WHAT TO PRODUCE - Search the data for the word "color" and copy every line that contains it.

DATA SECTION -
>>>

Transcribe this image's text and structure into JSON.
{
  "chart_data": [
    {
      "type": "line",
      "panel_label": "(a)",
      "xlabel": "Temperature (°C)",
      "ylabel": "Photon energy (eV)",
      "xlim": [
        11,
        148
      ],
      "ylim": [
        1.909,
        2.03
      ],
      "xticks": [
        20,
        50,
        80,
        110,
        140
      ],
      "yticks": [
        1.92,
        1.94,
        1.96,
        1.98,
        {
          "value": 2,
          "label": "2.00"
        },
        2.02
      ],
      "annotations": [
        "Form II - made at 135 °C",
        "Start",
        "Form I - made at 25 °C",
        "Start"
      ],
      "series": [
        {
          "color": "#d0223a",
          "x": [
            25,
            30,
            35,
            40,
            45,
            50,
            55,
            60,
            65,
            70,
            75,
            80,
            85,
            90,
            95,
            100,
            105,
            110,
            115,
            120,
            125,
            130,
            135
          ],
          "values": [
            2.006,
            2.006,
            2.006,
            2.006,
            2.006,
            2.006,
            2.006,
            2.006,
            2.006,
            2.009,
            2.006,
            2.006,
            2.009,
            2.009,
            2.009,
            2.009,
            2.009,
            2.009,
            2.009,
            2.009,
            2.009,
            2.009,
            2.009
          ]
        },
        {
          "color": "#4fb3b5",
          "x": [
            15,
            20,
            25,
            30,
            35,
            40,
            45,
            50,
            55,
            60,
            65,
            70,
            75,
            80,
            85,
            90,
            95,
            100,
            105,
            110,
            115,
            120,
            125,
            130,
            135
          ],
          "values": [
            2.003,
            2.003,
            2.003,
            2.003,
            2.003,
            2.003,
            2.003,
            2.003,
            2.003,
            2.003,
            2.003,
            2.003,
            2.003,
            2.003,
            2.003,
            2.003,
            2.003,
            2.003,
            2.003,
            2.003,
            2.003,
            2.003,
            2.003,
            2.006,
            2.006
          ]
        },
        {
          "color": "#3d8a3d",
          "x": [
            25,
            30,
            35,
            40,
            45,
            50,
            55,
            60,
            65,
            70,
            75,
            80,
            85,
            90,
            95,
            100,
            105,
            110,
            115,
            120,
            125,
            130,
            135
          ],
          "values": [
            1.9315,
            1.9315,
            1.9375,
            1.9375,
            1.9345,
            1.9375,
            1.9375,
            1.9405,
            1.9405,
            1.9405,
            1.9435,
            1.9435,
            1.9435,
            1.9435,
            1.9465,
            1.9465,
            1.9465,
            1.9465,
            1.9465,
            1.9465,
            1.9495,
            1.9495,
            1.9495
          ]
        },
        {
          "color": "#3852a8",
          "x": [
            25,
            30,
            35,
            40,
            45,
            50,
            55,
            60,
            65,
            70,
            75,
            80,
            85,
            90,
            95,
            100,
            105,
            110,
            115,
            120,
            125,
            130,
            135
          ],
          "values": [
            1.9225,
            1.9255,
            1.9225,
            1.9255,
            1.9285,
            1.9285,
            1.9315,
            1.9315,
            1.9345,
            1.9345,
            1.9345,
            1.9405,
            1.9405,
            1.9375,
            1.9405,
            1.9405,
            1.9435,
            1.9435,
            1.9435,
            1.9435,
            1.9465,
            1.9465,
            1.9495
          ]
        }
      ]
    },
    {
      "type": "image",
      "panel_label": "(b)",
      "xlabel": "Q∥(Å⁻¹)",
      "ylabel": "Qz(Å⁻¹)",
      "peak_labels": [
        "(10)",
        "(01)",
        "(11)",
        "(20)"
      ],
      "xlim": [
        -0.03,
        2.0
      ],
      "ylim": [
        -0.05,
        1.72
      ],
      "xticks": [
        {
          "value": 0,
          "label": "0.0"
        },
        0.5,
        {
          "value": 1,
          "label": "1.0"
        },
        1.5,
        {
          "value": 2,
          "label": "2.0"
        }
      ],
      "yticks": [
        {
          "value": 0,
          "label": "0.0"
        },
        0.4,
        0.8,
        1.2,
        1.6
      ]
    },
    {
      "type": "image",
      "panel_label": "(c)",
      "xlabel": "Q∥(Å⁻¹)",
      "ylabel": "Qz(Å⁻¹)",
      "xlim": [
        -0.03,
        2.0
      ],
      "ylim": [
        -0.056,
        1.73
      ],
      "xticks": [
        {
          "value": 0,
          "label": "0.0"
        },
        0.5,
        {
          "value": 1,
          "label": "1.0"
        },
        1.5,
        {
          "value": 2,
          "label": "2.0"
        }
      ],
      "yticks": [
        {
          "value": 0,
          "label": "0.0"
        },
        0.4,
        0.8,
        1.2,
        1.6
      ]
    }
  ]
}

<<<

RESULT OF THIS TASK -
          "color": "#d0223a",
          "color": "#4fb3b5",
          "color": "#3d8a3d",
          "color": "#3852a8",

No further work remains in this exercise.